--- START ---

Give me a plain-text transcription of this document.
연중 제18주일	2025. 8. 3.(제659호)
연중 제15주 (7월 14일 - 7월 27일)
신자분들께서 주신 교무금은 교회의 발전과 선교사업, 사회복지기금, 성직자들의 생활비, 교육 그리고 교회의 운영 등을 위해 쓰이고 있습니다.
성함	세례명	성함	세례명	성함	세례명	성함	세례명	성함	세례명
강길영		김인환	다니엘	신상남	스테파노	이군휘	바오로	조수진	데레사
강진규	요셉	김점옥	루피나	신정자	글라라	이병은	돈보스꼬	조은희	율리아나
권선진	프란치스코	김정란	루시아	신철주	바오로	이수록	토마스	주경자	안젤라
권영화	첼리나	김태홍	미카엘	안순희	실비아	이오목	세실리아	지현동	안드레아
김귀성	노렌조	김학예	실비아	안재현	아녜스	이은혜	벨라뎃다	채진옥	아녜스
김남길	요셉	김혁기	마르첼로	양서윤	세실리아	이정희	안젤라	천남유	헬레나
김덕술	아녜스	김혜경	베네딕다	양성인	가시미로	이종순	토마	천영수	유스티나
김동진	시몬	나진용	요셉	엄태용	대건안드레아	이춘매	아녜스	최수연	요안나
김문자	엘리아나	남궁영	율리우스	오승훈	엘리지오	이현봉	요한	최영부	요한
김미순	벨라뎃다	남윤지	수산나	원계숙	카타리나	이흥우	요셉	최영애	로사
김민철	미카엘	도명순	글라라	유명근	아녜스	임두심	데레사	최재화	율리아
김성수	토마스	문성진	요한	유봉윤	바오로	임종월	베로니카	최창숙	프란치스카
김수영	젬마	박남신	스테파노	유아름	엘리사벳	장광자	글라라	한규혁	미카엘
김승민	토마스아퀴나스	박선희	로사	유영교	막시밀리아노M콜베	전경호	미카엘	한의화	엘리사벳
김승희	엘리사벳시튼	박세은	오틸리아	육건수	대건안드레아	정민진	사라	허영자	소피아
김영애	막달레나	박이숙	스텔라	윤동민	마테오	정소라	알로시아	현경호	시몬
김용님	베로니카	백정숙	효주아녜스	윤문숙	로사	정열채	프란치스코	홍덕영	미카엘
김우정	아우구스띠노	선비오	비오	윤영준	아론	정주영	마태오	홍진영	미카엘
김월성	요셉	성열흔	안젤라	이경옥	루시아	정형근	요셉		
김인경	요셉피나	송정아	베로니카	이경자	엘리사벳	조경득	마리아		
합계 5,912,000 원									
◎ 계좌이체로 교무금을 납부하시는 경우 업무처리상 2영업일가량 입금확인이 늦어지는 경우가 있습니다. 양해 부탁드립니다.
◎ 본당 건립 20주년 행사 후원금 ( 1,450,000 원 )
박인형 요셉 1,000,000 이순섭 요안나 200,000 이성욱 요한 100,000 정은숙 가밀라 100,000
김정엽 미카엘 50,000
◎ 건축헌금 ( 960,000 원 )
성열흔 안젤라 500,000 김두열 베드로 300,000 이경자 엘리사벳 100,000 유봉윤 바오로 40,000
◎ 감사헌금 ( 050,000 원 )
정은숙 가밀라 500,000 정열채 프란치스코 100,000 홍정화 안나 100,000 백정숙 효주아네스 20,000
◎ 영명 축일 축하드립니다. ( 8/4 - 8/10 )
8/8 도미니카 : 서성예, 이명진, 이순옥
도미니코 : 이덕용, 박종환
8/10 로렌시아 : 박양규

--- END ---

▶ [WHAT IS EXPECTED]: Write the material out exactly, with nothing left out.

▶ [TASK ANSWER]:
Give me a plain-text transcription of this document.
연중 제18주일	2025. 8. 3.(제659호)
연중 제15주 (7월 14일 - 7월 27일)
신자분들께서 주신 교무금은 교회의 발전과 선교사업, 사회복지기금, 성직자들의 생활비, 교육 그리고 교회의 운영 등을 위해 쓰이고 있습니다.
성함	세례명	성함	세례명	성함	세례명	성함	세례명	성함	세례명
강길영		김인환	다니엘	신상남	스테파노	이군휘	바오로	조수진	데레사
강진규	요셉	김점옥	루피나	신정자	글라라	이병은	돈보스꼬	조은희	율리아나
권선진	프란치스코	김정란	루시아	신철주	바오로	이수록	토마스	주경자	안젤라
권영화	첼리나	김태홍	미카엘	안순희	실비아	이오목	세실리아	지현동	안드레아
김귀성	노렌조	김학예	실비아	안재현	아녜스	이은혜	벨라뎃다	채진옥	아녜스
김남길	요셉	김혁기	마르첼로	양서윤	세실리아	이정희	안젤라	천남유	헬레나
김덕술	아녜스	김혜경	베네딕다	양성인	가시미로	이종순	토마	천영수	유스티나
김동진	시몬	나진용	요셉	엄태용	대건안드레아	이춘매	아녜스	최수연	요안나
김문자	엘리아나	남궁영	율리우스	오승훈	엘리지오	이현봉	요한	최영부	요한
김미순	벨라뎃다	남윤지	수산나	원계숙	카타리나	이흥우	요셉	최영애	로사
김민철	미카엘	도명순	글라라	유명근	아녜스	임두심	데레사	최재화	율리아
김성수	토마스	문성진	요한	유봉윤	바오로	임종월	베로니카	최창숙	프란치스카
김수영	젬마	박남신	스테파노	유아름	엘리사벳	장광자	글라라	한규혁	미카엘
김승민	토마스아퀴나스	박선희	로사	유영교	막시밀리아노M콜베	전경호	미카엘	한의화	엘리사벳
김승희	엘리사벳시튼	박세은	오틸리아	육건수	대건안드레아	정민진	사라	허영자	소피아
김영애	막달레나	박이숙	스텔라	윤동민	마테오	정소라	알로시아	현경호	시몬
김용님	베로니카	백정숙	효주아녜스	윤문숙	로사	정열채	프란치스코	홍덕영	미카엘
김우정	아우구스띠노	선비오	비오	윤영준	아론	정주영	마태오	홍진영	미카엘
김월성	요셉	성열흔	안젤라	이경옥	루시아	정형근	요셉		
김인경	요셉피나	송정아	베로니카	이경자	엘리사벳	조경득	마리아		
합계 5,912,000 원									
◎ 계좌이체로 교무금을 납부하시는 경우 업무처리상 2영업일가량 입금확인이 늦어지는 경우가 있습니다. 양해 부탁드립니다.
◎ 본당 건립 20주년 행사 후원금 ( 1,450,000 원 )
박인형 요셉 1,000,000 이순섭 요안나 200,000 이성욱 요한 100,000 정은숙 가밀라 100,000
김정엽 미카엘 50,000
◎ 건축헌금 ( 960,000 원 )
성열흔 안젤라 500,000 김두열 베드로 300,000 이경자 엘리사벳 100,000 유봉윤 바오로 40,000
◎ 감사헌금 ( 050,000 원 )
정은숙 가밀라 500,000 정열채 프란치스코 100,000 홍정화 안나 100,000 백정숙 효주아네스 20,000
◎ 영명 축일 축하드립니다. ( 8/4 - 8/10 )
8/8 도미니카 : 서성예, 이명진, 이순옥
도미니코 : 이덕용, 박종환
8/10 로렌시아 : 박양규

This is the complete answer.